◆ Short problem ◆
Search the listing below for the word "color" and copy each line that holds it.

## Start Given information

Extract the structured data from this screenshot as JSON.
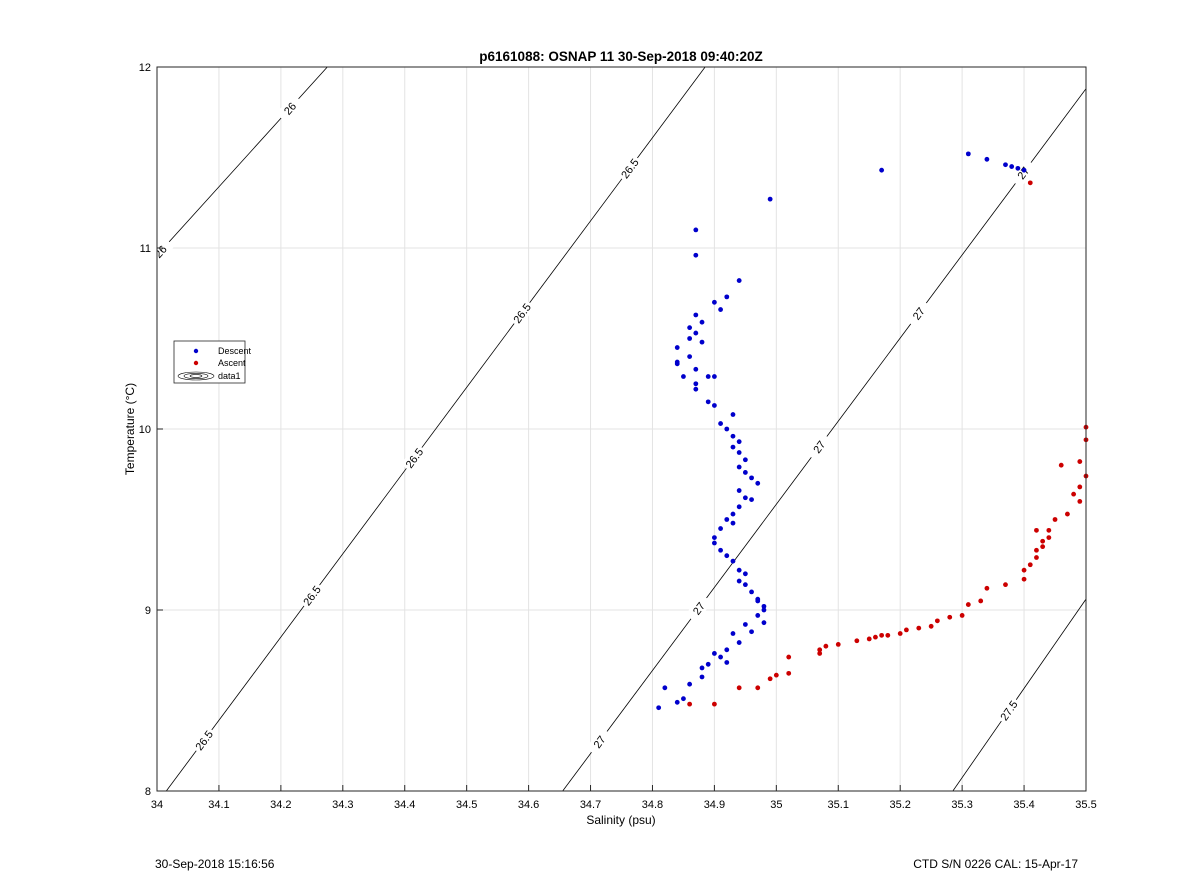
{
  "chart_data": {
    "type": "scatter",
    "title": "p6161088: OSNAP 11 30-Sep-2018 09:40:20Z",
    "xlabel": "Salinity (psu)",
    "ylabel": "Temperature (°C)",
    "xlim": [
      34,
      35.5
    ],
    "ylim": [
      8,
      12
    ],
    "xticks": [
      "34",
      "34.1",
      "34.2",
      "34.3",
      "34.4",
      "34.5",
      "34.6",
      "34.7",
      "34.8",
      "34.9",
      "35",
      "35.1",
      "35.2",
      "35.3",
      "35.4",
      "35.5"
    ],
    "yticks": [
      "8",
      "9",
      "10",
      "11",
      "12"
    ],
    "grid": true,
    "legend_position": "left-middle",
    "legend": [
      {
        "label": "Descent",
        "marker": "dot",
        "color": "#0000cc"
      },
      {
        "label": "Ascent",
        "marker": "dot",
        "color": "#cc0000"
      },
      {
        "label": "data1",
        "marker": "contour",
        "color": "#000000"
      }
    ],
    "contour_levels": [
      {
        "label": "26",
        "sigma": 26
      },
      {
        "label": "26.5",
        "sigma": 26.5
      },
      {
        "label": "27",
        "sigma": 27
      },
      {
        "label": "27.5",
        "sigma": 27.5
      }
    ],
    "series": [
      {
        "name": "Descent",
        "color": "#0000cc",
        "points": [
          [
            34.81,
            8.46
          ],
          [
            34.82,
            8.57
          ],
          [
            34.84,
            8.49
          ],
          [
            34.85,
            8.51
          ],
          [
            34.86,
            8.59
          ],
          [
            34.88,
            8.63
          ],
          [
            34.88,
            8.68
          ],
          [
            34.89,
            8.7
          ],
          [
            34.9,
            8.76
          ],
          [
            34.91,
            8.74
          ],
          [
            34.92,
            8.78
          ],
          [
            34.92,
            8.71
          ],
          [
            34.93,
            8.87
          ],
          [
            34.94,
            8.82
          ],
          [
            34.95,
            8.92
          ],
          [
            34.96,
            8.88
          ],
          [
            34.97,
            8.97
          ],
          [
            34.98,
            8.93
          ],
          [
            34.98,
            9.0
          ],
          [
            34.98,
            9.02
          ],
          [
            34.97,
            9.05
          ],
          [
            34.97,
            9.06
          ],
          [
            34.96,
            9.1
          ],
          [
            34.95,
            9.14
          ],
          [
            34.94,
            9.16
          ],
          [
            34.95,
            9.2
          ],
          [
            34.94,
            9.22
          ],
          [
            34.93,
            9.27
          ],
          [
            34.92,
            9.3
          ],
          [
            34.91,
            9.33
          ],
          [
            34.9,
            9.37
          ],
          [
            34.9,
            9.4
          ],
          [
            34.91,
            9.45
          ],
          [
            34.92,
            9.5
          ],
          [
            34.93,
            9.48
          ],
          [
            34.93,
            9.53
          ],
          [
            34.94,
            9.57
          ],
          [
            34.96,
            9.61
          ],
          [
            34.95,
            9.62
          ],
          [
            34.94,
            9.66
          ],
          [
            34.97,
            9.7
          ],
          [
            34.96,
            9.73
          ],
          [
            34.95,
            9.76
          ],
          [
            34.94,
            9.79
          ],
          [
            34.95,
            9.83
          ],
          [
            34.94,
            9.87
          ],
          [
            34.93,
            9.9
          ],
          [
            34.94,
            9.93
          ],
          [
            34.93,
            9.96
          ],
          [
            34.92,
            10.0
          ],
          [
            34.91,
            10.03
          ],
          [
            34.93,
            10.08
          ],
          [
            34.9,
            10.13
          ],
          [
            34.89,
            10.15
          ],
          [
            34.87,
            10.22
          ],
          [
            34.87,
            10.25
          ],
          [
            34.85,
            10.29
          ],
          [
            34.9,
            10.29
          ],
          [
            34.89,
            10.29
          ],
          [
            34.87,
            10.33
          ],
          [
            34.84,
            10.36
          ],
          [
            34.84,
            10.37
          ],
          [
            34.86,
            10.4
          ],
          [
            34.88,
            10.48
          ],
          [
            34.86,
            10.5
          ],
          [
            34.84,
            10.45
          ],
          [
            34.87,
            10.53
          ],
          [
            34.86,
            10.56
          ],
          [
            34.88,
            10.59
          ],
          [
            34.87,
            10.63
          ],
          [
            34.91,
            10.66
          ],
          [
            34.9,
            10.7
          ],
          [
            34.92,
            10.73
          ],
          [
            34.94,
            10.82
          ],
          [
            34.87,
            10.96
          ],
          [
            34.87,
            11.1
          ],
          [
            34.99,
            11.27
          ],
          [
            35.17,
            11.43
          ],
          [
            35.31,
            11.52
          ],
          [
            35.34,
            11.49
          ],
          [
            35.37,
            11.46
          ],
          [
            35.38,
            11.45
          ],
          [
            35.39,
            11.44
          ],
          [
            35.4,
            11.43
          ]
        ]
      },
      {
        "name": "Ascent",
        "color": "#cc0000",
        "points": [
          [
            34.86,
            8.48
          ],
          [
            34.9,
            8.48
          ],
          [
            34.94,
            8.57
          ],
          [
            34.97,
            8.57
          ],
          [
            34.99,
            8.62
          ],
          [
            35.0,
            8.64
          ],
          [
            35.02,
            8.65
          ],
          [
            35.02,
            8.74
          ],
          [
            35.07,
            8.76
          ],
          [
            35.07,
            8.78
          ],
          [
            35.08,
            8.8
          ],
          [
            35.1,
            8.81
          ],
          [
            35.13,
            8.83
          ],
          [
            35.15,
            8.84
          ],
          [
            35.16,
            8.85
          ],
          [
            35.17,
            8.86
          ],
          [
            35.18,
            8.86
          ],
          [
            35.2,
            8.87
          ],
          [
            35.21,
            8.89
          ],
          [
            35.23,
            8.9
          ],
          [
            35.25,
            8.91
          ],
          [
            35.26,
            8.94
          ],
          [
            35.28,
            8.96
          ],
          [
            35.3,
            8.97
          ],
          [
            35.31,
            9.03
          ],
          [
            35.33,
            9.05
          ],
          [
            35.34,
            9.12
          ],
          [
            35.37,
            9.14
          ],
          [
            35.4,
            9.17
          ],
          [
            35.4,
            9.22
          ],
          [
            35.41,
            9.25
          ],
          [
            35.42,
            9.29
          ],
          [
            35.42,
            9.33
          ],
          [
            35.43,
            9.35
          ],
          [
            35.43,
            9.38
          ],
          [
            35.44,
            9.4
          ],
          [
            35.44,
            9.44
          ],
          [
            35.42,
            9.44
          ],
          [
            35.45,
            9.5
          ],
          [
            35.46,
            9.8
          ],
          [
            35.47,
            9.53
          ],
          [
            35.48,
            9.64
          ],
          [
            35.49,
            9.6
          ],
          [
            35.49,
            9.68
          ],
          [
            35.5,
            9.74
          ],
          [
            35.49,
            9.82
          ],
          [
            35.5,
            9.94
          ],
          [
            35.5,
            10.01
          ],
          [
            35.41,
            11.36
          ]
        ]
      }
    ],
    "footer_left": "30-Sep-2018 15:16:56",
    "footer_right": "CTD S/N 0226  CAL: 15-Apr-17"
  }
}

## End Given information

◆ Task answer ◆
        "color": "#0000cc"
        "color": "#cc0000"
        "color": "#000000"
        "color": "#0000cc",
        "color": "#cc0000",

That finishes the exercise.